What the task requires ▸
What follows is a set of records, each of which is to be written out exactly.

[start]

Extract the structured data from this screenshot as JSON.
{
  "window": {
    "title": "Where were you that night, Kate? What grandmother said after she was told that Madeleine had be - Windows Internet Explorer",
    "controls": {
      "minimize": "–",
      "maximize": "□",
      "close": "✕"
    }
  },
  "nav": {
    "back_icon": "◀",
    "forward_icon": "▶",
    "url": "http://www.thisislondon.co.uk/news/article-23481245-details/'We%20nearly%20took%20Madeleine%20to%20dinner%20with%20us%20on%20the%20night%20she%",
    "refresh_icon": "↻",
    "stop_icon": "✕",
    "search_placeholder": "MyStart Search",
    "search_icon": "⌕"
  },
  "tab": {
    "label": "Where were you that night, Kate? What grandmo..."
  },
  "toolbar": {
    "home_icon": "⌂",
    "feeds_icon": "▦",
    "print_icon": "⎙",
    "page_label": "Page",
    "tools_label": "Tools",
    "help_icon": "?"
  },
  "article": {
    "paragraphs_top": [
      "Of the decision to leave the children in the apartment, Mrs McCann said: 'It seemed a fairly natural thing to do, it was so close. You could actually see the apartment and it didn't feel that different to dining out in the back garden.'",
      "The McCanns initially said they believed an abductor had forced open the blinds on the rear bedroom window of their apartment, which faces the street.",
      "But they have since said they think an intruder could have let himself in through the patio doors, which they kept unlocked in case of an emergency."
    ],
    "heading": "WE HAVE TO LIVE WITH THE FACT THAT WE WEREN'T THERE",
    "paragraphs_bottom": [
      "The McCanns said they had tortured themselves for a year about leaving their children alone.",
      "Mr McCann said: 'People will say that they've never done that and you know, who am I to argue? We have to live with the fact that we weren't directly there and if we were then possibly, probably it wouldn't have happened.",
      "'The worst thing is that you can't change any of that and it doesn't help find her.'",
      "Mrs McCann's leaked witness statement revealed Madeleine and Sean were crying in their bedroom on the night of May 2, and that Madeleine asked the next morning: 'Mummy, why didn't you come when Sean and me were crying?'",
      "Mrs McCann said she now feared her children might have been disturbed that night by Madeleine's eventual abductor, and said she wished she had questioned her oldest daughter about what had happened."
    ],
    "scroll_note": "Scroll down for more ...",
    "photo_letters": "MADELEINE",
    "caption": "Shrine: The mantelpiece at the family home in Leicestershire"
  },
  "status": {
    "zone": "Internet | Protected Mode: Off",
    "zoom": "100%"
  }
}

[end]

Task solution ▸
Extract the structured data from this screenshot as JSON.
{
  "window": {
    "title": "Where were you that night, Kate? What grandmother said after she was told that Madeleine had be - Windows Internet Explorer",
    "controls": {
      "minimize": "–",
      "maximize": "□",
      "close": "✕"
    }
  },
  "nav": {
    "back_icon": "◀",
    "forward_icon": "▶",
    "url": "http://www.thisislondon.co.uk/news/article-23481245-details/'We%20nearly%20took%20Madeleine%20to%20dinner%20with%20us%20on%20the%20night%20she%",
    "refresh_icon": "↻",
    "stop_icon": "✕",
    "search_placeholder": "MyStart Search",
    "search_icon": "⌕"
  },
  "tab": {
    "label": "Where were you that night, Kate? What grandmo..."
  },
  "toolbar": {
    "home_icon": "⌂",
    "feeds_icon": "▦",
    "print_icon": "⎙",
    "page_label": "Page",
    "tools_label": "Tools",
    "help_icon": "?"
  },
  "article": {
    "paragraphs_top": [
      "Of the decision to leave the children in the apartment, Mrs McCann said: 'It seemed a fairly natural thing to do, it was so close. You could actually see the apartment and it didn't feel that different to dining out in the back garden.'",
      "The McCanns initially said they believed an abductor had forced open the blinds on the rear bedroom window of their apartment, which faces the street.",
      "But they have since said they think an intruder could have let himself in through the patio doors, which they kept unlocked in case of an emergency."
    ],
    "heading": "WE HAVE TO LIVE WITH THE FACT THAT WE WEREN'T THERE",
    "paragraphs_bottom": [
      "The McCanns said they had tortured themselves for a year about leaving their children alone.",
      "Mr McCann said: 'People will say that they've never done that and you know, who am I to argue? We have to live with the fact that we weren't directly there and if we were then possibly, probably it wouldn't have happened.",
      "'The worst thing is that you can't change any of that and it doesn't help find her.'",
      "Mrs McCann's leaked witness statement revealed Madeleine and Sean were crying in their bedroom on the night of May 2, and that Madeleine asked the next morning: 'Mummy, why didn't you come when Sean and me were crying?'",
      "Mrs McCann said she now feared her children might have been disturbed that night by Madeleine's eventual abductor, and said she wished she had questioned her oldest daughter about what had happened."
    ],
    "scroll_note": "Scroll down for more ...",
    "photo_letters": "MADELEINE",
    "caption": "Shrine: The mantelpiece at the family home in Leicestershire"
  },
  "status": {
    "zone": "Internet | Protected Mode: Off",
    "zoom": "100%"
  }
}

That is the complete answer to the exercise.